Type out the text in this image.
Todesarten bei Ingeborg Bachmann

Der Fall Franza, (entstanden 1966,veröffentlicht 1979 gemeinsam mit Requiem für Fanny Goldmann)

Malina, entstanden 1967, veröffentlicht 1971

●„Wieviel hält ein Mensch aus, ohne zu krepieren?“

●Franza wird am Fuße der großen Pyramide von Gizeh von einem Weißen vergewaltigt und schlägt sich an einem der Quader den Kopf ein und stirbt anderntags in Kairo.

++++++++++

## WHAT YOU ARE ASKED TO DO
Return a copy of every line that includes the word "entstanden".

## THE RESPONSE
Der Fall Franza, (entstanden 1966,veröffentlicht 1979 gemeinsam mit Requiem für Fanny Goldmann)
Malina, entstanden 1967, veröffentlicht 1971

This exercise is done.